What you have to do: Locate the lines that hold the string "meters". Copy every such line.

Exercise materials:
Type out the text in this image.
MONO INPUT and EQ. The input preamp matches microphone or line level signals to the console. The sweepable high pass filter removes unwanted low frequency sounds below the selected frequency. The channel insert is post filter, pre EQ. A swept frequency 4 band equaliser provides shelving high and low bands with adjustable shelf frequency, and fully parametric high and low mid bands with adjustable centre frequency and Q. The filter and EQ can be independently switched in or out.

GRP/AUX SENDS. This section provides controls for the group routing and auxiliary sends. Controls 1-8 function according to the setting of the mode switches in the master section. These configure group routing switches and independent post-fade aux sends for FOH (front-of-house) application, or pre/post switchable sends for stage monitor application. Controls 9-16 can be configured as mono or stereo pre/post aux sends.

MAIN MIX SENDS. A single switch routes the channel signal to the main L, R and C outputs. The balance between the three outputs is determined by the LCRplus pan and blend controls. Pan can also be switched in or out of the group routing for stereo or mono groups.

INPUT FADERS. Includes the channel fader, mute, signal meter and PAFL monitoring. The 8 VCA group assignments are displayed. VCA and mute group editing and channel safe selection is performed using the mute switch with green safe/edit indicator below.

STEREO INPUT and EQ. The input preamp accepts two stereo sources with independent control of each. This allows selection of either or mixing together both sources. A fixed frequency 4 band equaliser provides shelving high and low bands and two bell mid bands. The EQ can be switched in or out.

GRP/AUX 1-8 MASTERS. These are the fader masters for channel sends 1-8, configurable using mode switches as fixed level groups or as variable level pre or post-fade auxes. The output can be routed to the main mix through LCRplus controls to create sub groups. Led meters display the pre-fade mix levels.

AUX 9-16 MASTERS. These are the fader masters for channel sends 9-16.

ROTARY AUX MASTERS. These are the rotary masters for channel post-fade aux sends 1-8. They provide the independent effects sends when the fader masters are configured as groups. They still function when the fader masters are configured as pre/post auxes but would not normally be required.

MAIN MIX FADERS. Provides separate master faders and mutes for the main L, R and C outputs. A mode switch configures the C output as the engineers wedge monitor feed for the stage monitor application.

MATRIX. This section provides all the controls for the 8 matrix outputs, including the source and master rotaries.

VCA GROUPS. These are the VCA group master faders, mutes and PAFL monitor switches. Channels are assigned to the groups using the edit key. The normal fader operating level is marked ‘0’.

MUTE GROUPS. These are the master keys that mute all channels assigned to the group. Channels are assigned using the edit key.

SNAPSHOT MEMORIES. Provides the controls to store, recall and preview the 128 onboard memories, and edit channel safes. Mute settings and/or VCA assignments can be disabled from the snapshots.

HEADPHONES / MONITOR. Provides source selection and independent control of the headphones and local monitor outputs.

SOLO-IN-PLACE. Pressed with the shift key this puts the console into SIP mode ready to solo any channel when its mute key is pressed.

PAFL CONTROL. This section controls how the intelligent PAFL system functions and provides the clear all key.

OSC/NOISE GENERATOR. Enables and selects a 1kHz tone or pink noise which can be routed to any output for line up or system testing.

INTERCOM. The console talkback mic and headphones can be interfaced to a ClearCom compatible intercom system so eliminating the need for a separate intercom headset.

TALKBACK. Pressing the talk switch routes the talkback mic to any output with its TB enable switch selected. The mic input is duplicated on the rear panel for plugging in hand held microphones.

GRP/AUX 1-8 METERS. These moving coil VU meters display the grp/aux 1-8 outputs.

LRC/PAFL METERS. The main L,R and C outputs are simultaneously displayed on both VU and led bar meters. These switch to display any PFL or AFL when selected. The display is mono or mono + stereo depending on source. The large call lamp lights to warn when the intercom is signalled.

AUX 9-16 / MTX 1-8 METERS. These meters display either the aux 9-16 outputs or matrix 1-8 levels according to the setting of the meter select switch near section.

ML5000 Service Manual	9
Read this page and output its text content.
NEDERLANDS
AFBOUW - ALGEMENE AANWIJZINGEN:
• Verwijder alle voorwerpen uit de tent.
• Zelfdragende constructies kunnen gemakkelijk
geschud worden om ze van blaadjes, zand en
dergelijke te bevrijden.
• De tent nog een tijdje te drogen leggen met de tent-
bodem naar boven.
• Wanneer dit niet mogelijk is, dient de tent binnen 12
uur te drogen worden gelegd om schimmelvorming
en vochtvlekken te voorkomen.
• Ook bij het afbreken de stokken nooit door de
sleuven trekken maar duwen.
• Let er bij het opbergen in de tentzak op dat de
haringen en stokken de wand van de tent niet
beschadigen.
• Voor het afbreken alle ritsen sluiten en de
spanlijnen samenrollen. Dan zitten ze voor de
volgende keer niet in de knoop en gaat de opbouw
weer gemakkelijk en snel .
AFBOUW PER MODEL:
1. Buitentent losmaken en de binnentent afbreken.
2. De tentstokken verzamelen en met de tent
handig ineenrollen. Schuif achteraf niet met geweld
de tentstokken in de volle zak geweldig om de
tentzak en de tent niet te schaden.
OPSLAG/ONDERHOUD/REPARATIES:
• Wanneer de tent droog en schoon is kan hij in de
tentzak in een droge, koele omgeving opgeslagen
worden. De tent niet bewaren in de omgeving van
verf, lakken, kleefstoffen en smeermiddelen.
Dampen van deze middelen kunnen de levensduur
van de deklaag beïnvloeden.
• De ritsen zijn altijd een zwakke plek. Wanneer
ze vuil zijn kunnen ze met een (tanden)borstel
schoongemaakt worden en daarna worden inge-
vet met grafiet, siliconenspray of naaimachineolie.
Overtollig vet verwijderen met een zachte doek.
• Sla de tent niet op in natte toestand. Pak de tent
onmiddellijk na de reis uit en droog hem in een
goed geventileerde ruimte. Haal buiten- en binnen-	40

Output below:
GRP/AUX 1-8 MASTERS. These are the fader masters for channel sends 1-8, configurable using mode switches as fixed level groups or as variable level pre or post-fade auxes. The output can be routed to the main mix through LCRplus controls to create sub groups. Led meters display the pre-fade mix levels.
GRP/AUX 1-8 METERS. These moving coil VU meters display the grp/aux 1-8 outputs.
LRC/PAFL METERS. The main L,R and C outputs are simultaneously displayed on both VU and led bar meters. These switch to display any PFL or AFL when selected. The display is mono or mono + stereo depending on source. The large call lamp lights to warn when the intercom is signalled.
AUX 9-16 / MTX 1-8 METERS. These meters display either the aux 9-16 outputs or matrix 1-8 levels according to the setting of the meter select switch near section.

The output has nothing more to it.